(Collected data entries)
○ ○ ○ ○ ○ ○ ○
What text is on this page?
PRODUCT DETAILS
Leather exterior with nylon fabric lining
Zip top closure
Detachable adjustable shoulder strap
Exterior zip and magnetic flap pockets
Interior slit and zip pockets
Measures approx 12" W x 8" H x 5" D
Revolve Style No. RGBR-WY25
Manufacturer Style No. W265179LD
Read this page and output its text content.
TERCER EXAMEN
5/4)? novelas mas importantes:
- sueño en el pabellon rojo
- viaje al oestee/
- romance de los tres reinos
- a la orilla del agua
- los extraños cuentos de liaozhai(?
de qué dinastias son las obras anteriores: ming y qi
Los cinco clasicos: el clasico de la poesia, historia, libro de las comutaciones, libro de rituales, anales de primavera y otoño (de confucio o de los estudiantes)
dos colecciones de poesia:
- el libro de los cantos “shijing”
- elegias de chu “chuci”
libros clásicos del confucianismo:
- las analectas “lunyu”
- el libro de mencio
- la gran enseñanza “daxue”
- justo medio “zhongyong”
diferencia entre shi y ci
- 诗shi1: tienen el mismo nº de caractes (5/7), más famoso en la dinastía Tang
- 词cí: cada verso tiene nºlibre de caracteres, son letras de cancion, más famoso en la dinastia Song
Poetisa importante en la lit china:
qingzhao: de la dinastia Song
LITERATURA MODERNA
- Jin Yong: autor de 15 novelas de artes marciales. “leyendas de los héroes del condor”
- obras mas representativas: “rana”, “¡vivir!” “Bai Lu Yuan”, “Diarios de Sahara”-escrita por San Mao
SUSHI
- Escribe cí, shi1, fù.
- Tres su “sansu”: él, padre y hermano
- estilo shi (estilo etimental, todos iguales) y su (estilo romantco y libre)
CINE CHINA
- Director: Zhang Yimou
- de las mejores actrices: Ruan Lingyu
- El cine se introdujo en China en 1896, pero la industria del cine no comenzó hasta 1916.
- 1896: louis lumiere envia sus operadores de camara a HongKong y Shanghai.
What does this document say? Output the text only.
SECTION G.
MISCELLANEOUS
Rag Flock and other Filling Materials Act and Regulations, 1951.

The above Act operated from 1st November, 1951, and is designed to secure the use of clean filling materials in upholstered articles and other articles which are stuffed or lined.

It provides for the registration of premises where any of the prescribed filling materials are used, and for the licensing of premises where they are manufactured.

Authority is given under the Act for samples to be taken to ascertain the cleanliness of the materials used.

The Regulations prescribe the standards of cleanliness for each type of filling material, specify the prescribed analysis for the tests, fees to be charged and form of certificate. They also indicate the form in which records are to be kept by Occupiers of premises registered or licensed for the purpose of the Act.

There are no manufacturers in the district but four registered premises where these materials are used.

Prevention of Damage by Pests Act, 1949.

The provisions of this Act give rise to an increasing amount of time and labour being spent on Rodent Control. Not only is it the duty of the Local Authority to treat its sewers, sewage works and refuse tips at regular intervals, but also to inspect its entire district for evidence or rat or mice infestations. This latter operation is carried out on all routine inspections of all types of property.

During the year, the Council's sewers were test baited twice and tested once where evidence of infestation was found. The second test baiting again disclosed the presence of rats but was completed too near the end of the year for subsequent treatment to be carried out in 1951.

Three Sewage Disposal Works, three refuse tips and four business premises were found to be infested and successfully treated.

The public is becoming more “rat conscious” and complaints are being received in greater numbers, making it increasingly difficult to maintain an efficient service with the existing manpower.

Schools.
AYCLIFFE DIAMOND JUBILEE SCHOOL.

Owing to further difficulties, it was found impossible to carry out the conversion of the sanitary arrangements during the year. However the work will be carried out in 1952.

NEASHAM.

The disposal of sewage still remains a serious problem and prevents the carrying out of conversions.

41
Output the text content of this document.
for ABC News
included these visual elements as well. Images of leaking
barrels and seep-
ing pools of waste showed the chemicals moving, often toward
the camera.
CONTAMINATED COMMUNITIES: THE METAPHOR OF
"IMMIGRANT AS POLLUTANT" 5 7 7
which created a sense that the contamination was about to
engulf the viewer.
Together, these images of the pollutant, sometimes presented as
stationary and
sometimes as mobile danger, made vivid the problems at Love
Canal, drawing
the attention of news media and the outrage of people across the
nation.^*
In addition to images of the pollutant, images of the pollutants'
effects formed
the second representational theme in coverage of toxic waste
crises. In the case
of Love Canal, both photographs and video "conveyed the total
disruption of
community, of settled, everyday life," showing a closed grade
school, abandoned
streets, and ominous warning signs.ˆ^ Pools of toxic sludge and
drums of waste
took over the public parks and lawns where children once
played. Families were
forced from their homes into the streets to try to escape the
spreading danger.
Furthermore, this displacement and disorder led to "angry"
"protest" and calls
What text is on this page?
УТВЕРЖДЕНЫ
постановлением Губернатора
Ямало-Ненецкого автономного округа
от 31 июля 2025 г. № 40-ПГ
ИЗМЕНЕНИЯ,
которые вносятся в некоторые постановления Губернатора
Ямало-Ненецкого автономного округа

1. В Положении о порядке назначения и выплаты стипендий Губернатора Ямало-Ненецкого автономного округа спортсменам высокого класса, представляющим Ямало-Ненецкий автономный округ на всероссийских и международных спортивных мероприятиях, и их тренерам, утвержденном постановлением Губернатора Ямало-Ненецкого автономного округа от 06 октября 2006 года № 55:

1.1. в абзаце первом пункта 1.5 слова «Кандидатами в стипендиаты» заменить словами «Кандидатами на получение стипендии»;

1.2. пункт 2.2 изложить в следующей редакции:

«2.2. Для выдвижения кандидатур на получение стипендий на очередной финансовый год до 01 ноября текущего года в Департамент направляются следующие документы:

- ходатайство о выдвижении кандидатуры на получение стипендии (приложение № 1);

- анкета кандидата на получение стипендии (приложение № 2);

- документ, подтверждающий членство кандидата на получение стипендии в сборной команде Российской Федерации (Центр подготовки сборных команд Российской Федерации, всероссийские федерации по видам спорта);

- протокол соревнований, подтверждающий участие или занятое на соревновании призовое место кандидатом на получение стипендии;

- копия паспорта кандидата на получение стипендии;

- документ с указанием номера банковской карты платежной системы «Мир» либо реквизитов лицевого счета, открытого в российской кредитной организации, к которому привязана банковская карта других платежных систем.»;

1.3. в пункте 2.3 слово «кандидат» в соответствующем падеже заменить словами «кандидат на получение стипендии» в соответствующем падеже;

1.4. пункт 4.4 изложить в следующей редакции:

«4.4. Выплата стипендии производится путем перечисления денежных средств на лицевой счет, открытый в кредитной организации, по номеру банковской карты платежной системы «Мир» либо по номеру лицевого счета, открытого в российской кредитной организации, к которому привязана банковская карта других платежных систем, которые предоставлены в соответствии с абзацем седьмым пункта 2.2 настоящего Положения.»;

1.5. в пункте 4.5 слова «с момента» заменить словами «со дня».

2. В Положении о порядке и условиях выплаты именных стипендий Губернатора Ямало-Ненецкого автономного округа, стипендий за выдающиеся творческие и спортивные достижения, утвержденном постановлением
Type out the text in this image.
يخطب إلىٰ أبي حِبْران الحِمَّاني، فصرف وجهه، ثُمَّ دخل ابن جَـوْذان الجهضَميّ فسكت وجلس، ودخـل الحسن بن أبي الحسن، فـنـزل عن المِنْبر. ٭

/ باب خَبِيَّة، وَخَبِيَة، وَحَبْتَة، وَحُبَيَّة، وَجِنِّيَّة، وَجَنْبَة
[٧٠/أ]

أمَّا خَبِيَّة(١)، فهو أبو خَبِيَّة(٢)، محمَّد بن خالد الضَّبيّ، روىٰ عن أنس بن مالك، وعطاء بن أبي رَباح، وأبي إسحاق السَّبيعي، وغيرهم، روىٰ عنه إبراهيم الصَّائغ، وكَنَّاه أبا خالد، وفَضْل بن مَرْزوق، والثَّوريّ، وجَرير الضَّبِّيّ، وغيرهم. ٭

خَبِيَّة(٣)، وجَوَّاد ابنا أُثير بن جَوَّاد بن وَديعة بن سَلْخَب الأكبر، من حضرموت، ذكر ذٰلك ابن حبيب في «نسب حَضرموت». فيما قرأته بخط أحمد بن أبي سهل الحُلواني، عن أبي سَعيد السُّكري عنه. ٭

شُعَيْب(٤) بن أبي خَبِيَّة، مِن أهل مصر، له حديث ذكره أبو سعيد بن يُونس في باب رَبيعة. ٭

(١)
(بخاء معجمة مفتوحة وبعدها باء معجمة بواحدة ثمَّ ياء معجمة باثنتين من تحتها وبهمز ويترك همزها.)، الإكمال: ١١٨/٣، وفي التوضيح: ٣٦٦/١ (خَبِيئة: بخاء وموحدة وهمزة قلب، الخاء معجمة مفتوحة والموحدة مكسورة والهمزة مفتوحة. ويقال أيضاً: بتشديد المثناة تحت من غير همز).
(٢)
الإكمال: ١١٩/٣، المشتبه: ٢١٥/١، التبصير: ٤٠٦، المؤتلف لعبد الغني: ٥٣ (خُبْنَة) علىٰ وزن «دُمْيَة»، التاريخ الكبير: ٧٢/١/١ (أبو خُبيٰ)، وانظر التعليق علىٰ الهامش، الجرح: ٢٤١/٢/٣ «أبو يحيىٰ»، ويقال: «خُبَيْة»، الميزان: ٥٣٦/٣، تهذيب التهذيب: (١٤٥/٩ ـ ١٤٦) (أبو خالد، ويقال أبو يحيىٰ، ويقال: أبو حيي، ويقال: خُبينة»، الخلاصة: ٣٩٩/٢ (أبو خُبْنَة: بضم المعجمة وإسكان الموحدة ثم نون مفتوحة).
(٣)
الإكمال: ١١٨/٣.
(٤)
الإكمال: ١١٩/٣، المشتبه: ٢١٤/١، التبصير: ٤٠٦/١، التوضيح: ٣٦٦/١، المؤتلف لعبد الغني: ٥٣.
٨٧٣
○ ○ ○ ○ ○ ○ ○
Report all lines of the material that contain the word "кредитной".

- документ с указанием номера банковской карты платежной системы «Мир» либо реквизитов лицевого счета, открытого в российской кредитной организации, к которому привязана банковская карта других платежных систем.»;
«4.4. Выплата стипендии производится путем перечисления денежных средств на лицевой счет, открытый в кредитной организации, по номеру банковской карты платежной системы «Мир» либо по номеру лицевого счета, открытого в российской кредитной организации, к которому привязана банковская карта других платежных систем, которые предоставлены в соответствии с абзацем седьмым пункта 2.2 настоящего Положения.»;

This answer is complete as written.